What is being asked:
Filter the lines below, copying only those with the string "style".

Raw records:

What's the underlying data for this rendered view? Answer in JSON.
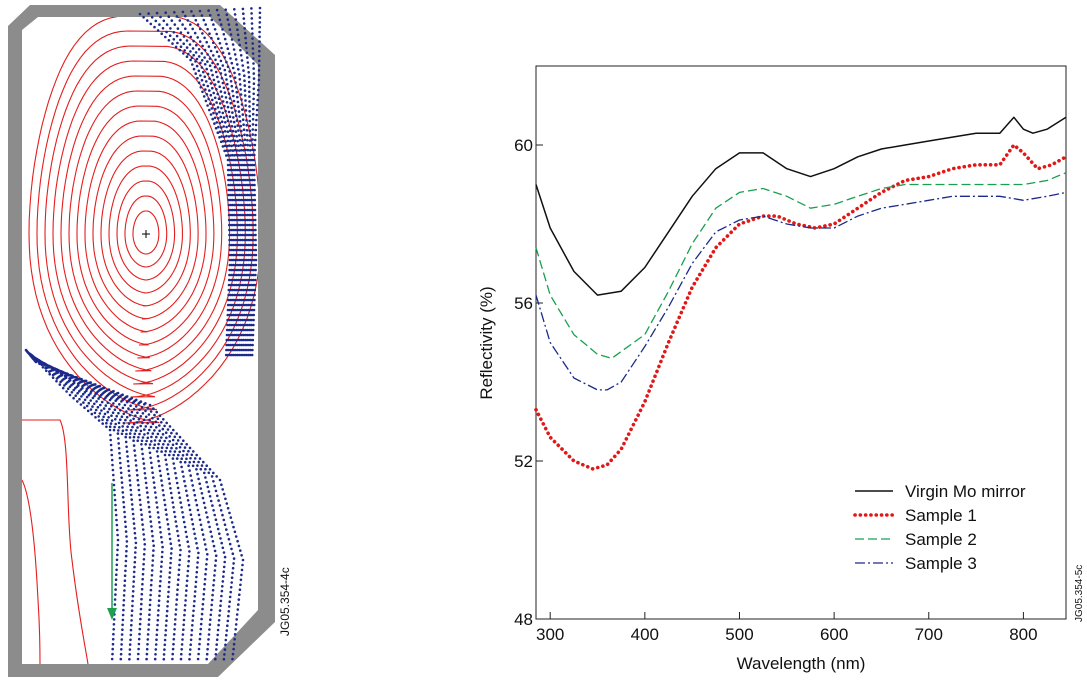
{
  "left_figure": {
    "id_label": "JG05.354-4c",
    "colors": {
      "vessel": "#8c8c8c",
      "flux": "#e41e1e",
      "dots": "#1c2a8c",
      "arrow": "#1ea050"
    },
    "flux_surface_count": 14,
    "open_field_line_count": 15
  },
  "chart_data": {
    "type": "line",
    "id_label": "JG05.354-5c",
    "xlabel": "Wavelength (nm)",
    "ylabel": "Reflectivity (%)",
    "xlim": [
      285,
      845
    ],
    "ylim": [
      48,
      62
    ],
    "xticks": [
      300,
      400,
      500,
      600,
      700,
      800
    ],
    "yticks": [
      48,
      52,
      56,
      60
    ],
    "grid": false,
    "legend_position": "bottom-right",
    "series": [
      {
        "name": "Virgin Mo mirror",
        "color": "#111111",
        "style": "solid",
        "x": [
          285,
          300,
          325,
          350,
          375,
          400,
          425,
          450,
          475,
          500,
          525,
          550,
          575,
          600,
          625,
          650,
          675,
          700,
          725,
          750,
          775,
          790,
          800,
          810,
          825,
          845
        ],
        "y": [
          59.0,
          57.9,
          56.8,
          56.2,
          56.3,
          56.9,
          57.8,
          58.7,
          59.4,
          59.8,
          59.8,
          59.4,
          59.2,
          59.4,
          59.7,
          59.9,
          60.0,
          60.1,
          60.2,
          60.3,
          60.3,
          60.7,
          60.4,
          60.3,
          60.4,
          60.7
        ]
      },
      {
        "name": "Sample 1",
        "color": "#e01818",
        "style": "dotted",
        "x": [
          285,
          300,
          325,
          345,
          360,
          375,
          400,
          425,
          450,
          475,
          500,
          525,
          540,
          560,
          580,
          600,
          625,
          650,
          675,
          700,
          725,
          750,
          775,
          790,
          800,
          815,
          830,
          845
        ],
        "y": [
          53.3,
          52.6,
          52.0,
          51.8,
          51.9,
          52.3,
          53.5,
          55.0,
          56.4,
          57.4,
          58.0,
          58.2,
          58.2,
          58.0,
          57.9,
          58.0,
          58.4,
          58.8,
          59.1,
          59.2,
          59.4,
          59.5,
          59.5,
          60.0,
          59.8,
          59.4,
          59.5,
          59.7
        ]
      },
      {
        "name": "Sample 2",
        "color": "#18a050",
        "style": "dashed",
        "x": [
          285,
          300,
          325,
          350,
          365,
          400,
          425,
          450,
          475,
          500,
          525,
          550,
          575,
          600,
          625,
          650,
          675,
          700,
          725,
          750,
          775,
          800,
          825,
          845
        ],
        "y": [
          57.4,
          56.2,
          55.2,
          54.7,
          54.6,
          55.2,
          56.3,
          57.5,
          58.4,
          58.8,
          58.9,
          58.7,
          58.4,
          58.5,
          58.7,
          58.9,
          59.0,
          59.0,
          59.0,
          59.0,
          59.0,
          59.0,
          59.1,
          59.3
        ]
      },
      {
        "name": "Sample 3",
        "color": "#1a2a8a",
        "style": "dashdot",
        "x": [
          285,
          300,
          325,
          350,
          360,
          375,
          400,
          425,
          450,
          475,
          500,
          525,
          550,
          575,
          600,
          625,
          650,
          675,
          700,
          725,
          750,
          775,
          800,
          825,
          845
        ],
        "y": [
          56.2,
          55.0,
          54.1,
          53.8,
          53.8,
          54.0,
          54.9,
          55.9,
          57.0,
          57.8,
          58.1,
          58.2,
          58.0,
          57.9,
          57.9,
          58.2,
          58.4,
          58.5,
          58.6,
          58.7,
          58.7,
          58.7,
          58.6,
          58.7,
          58.8
        ]
      }
    ]
  }
}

Response below:
        "style": "solid",
        "style": "dotted",
        "style": "dashed",
        "style": "dashdot",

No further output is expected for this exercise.